### RECORDS FOR THE EXERCISE ###

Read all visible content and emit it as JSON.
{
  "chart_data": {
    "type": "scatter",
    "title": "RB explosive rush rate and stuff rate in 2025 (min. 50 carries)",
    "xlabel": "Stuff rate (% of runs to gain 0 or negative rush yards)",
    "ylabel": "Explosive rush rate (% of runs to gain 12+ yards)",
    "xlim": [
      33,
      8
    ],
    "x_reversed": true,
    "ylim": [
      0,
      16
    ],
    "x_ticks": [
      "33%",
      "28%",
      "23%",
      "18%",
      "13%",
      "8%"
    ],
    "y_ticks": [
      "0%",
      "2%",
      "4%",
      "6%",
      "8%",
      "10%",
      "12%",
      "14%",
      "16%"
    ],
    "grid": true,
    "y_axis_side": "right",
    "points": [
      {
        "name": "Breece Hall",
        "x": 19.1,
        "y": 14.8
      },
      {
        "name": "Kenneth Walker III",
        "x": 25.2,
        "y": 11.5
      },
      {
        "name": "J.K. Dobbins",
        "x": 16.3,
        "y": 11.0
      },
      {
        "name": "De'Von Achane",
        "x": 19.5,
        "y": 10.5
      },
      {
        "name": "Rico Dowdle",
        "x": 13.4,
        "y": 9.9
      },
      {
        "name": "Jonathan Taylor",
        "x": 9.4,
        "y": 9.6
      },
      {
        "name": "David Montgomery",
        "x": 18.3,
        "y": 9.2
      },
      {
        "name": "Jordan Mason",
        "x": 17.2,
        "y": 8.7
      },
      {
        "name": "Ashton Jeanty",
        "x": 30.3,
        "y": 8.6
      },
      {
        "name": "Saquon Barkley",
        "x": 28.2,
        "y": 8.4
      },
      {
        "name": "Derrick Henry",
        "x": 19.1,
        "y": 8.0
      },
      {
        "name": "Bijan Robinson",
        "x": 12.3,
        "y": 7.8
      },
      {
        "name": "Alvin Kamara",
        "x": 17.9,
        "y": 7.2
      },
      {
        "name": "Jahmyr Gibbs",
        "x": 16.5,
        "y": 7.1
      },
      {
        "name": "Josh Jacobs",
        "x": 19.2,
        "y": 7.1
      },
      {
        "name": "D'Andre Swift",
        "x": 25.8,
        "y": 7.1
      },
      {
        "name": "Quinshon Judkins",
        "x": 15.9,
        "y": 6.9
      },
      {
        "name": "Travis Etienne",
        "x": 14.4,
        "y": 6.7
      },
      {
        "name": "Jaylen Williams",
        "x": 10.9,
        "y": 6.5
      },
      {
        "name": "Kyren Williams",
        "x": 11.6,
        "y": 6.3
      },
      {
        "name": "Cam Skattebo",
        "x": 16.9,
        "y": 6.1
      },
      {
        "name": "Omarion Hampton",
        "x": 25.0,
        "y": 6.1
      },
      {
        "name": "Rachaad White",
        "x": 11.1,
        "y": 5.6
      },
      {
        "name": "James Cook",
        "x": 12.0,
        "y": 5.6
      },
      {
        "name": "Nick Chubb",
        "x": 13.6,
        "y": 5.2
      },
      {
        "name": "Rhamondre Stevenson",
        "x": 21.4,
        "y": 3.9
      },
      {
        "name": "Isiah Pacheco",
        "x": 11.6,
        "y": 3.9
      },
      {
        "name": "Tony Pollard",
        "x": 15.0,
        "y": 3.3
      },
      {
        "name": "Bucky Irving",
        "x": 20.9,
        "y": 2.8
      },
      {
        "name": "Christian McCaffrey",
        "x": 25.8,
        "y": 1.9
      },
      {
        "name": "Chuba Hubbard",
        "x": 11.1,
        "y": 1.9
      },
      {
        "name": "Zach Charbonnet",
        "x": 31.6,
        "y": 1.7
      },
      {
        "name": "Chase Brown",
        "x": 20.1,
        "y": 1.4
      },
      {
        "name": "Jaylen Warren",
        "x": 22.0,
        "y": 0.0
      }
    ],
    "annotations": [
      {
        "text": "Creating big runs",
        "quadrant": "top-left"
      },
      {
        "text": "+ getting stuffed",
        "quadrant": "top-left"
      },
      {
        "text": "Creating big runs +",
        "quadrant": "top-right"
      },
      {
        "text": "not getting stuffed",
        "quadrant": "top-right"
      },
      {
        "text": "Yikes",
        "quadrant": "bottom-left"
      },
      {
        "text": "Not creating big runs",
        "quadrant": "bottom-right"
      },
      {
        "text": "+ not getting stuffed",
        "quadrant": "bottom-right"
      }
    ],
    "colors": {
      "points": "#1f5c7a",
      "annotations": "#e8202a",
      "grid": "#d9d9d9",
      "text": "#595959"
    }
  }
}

###

▶ DIRECTIONS FOR THIS TASK: Reproduce every line above without error.

▶ CORRECT ANSWER:
Read all visible content and emit it as JSON.
{
  "chart_data": {
    "type": "scatter",
    "title": "RB explosive rush rate and stuff rate in 2025 (min. 50 carries)",
    "xlabel": "Stuff rate (% of runs to gain 0 or negative rush yards)",
    "ylabel": "Explosive rush rate (% of runs to gain 12+ yards)",
    "xlim": [
      33,
      8
    ],
    "x_reversed": true,
    "ylim": [
      0,
      16
    ],
    "x_ticks": [
      "33%",
      "28%",
      "23%",
      "18%",
      "13%",
      "8%"
    ],
    "y_ticks": [
      "0%",
      "2%",
      "4%",
      "6%",
      "8%",
      "10%",
      "12%",
      "14%",
      "16%"
    ],
    "grid": true,
    "y_axis_side": "right",
    "points": [
      {
        "name": "Breece Hall",
        "x": 19.1,
        "y": 14.8
      },
      {
        "name": "Kenneth Walker III",
        "x": 25.2,
        "y": 11.5
      },
      {
        "name": "J.K. Dobbins",
        "x": 16.3,
        "y": 11.0
      },
      {
        "name": "De'Von Achane",
        "x": 19.5,
        "y": 10.5
      },
      {
        "name": "Rico Dowdle",
        "x": 13.4,
        "y": 9.9
      },
      {
        "name": "Jonathan Taylor",
        "x": 9.4,
        "y": 9.6
      },
      {
        "name": "David Montgomery",
        "x": 18.3,
        "y": 9.2
      },
      {
        "name": "Jordan Mason",
        "x": 17.2,
        "y": 8.7
      },
      {
        "name": "Ashton Jeanty",
        "x": 30.3,
        "y": 8.6
      },
      {
        "name": "Saquon Barkley",
        "x": 28.2,
        "y": 8.4
      },
      {
        "name": "Derrick Henry",
        "x": 19.1,
        "y": 8.0
      },
      {
        "name": "Bijan Robinson",
        "x": 12.3,
        "y": 7.8
      },
      {
        "name": "Alvin Kamara",
        "x": 17.9,
        "y": 7.2
      },
      {
        "name": "Jahmyr Gibbs",
        "x": 16.5,
        "y": 7.1
      },
      {
        "name": "Josh Jacobs",
        "x": 19.2,
        "y": 7.1
      },
      {
        "name": "D'Andre Swift",
        "x": 25.8,
        "y": 7.1
      },
      {
        "name": "Quinshon Judkins",
        "x": 15.9,
        "y": 6.9
      },
      {
        "name": "Travis Etienne",
        "x": 14.4,
        "y": 6.7
      },
      {
        "name": "Jaylen Williams",
        "x": 10.9,
        "y": 6.5
      },
      {
        "name": "Kyren Williams",
        "x": 11.6,
        "y": 6.3
      },
      {
        "name": "Cam Skattebo",
        "x": 16.9,
        "y": 6.1
      },
      {
        "name": "Omarion Hampton",
        "x": 25.0,
        "y": 6.1
      },
      {
        "name": "Rachaad White",
        "x": 11.1,
        "y": 5.6
      },
      {
        "name": "James Cook",
        "x": 12.0,
        "y": 5.6
      },
      {
        "name": "Nick Chubb",
        "x": 13.6,
        "y": 5.2
      },
      {
        "name": "Rhamondre Stevenson",
        "x": 21.4,
        "y": 3.9
      },
      {
        "name": "Isiah Pacheco",
        "x": 11.6,
        "y": 3.9
      },
      {
        "name": "Tony Pollard",
        "x": 15.0,
        "y": 3.3
      },
      {
        "name": "Bucky Irving",
        "x": 20.9,
        "y": 2.8
      },
      {
        "name": "Christian McCaffrey",
        "x": 25.8,
        "y": 1.9
      },
      {
        "name": "Chuba Hubbard",
        "x": 11.1,
        "y": 1.9
      },
      {
        "name": "Zach Charbonnet",
        "x": 31.6,
        "y": 1.7
      },
      {
        "name": "Chase Brown",
        "x": 20.1,
        "y": 1.4
      },
      {
        "name": "Jaylen Warren",
        "x": 22.0,
        "y": 0.0
      }
    ],
    "annotations": [
      {
        "text": "Creating big runs",
        "quadrant": "top-left"
      },
      {
        "text": "+ getting stuffed",
        "quadrant": "top-left"
      },
      {
        "text": "Creating big runs +",
        "quadrant": "top-right"
      },
      {
        "text": "not getting stuffed",
        "quadrant": "top-right"
      },
      {
        "text": "Yikes",
        "quadrant": "bottom-left"
      },
      {
        "text": "Not creating big runs",
        "quadrant": "bottom-right"
      },
      {
        "text": "+ not getting stuffed",
        "quadrant": "bottom-right"
      }
    ],
    "colors": {
      "points": "#1f5c7a",
      "annotations": "#e8202a",
      "grid": "#d9d9d9",
      "text": "#595959"
    }
  }
}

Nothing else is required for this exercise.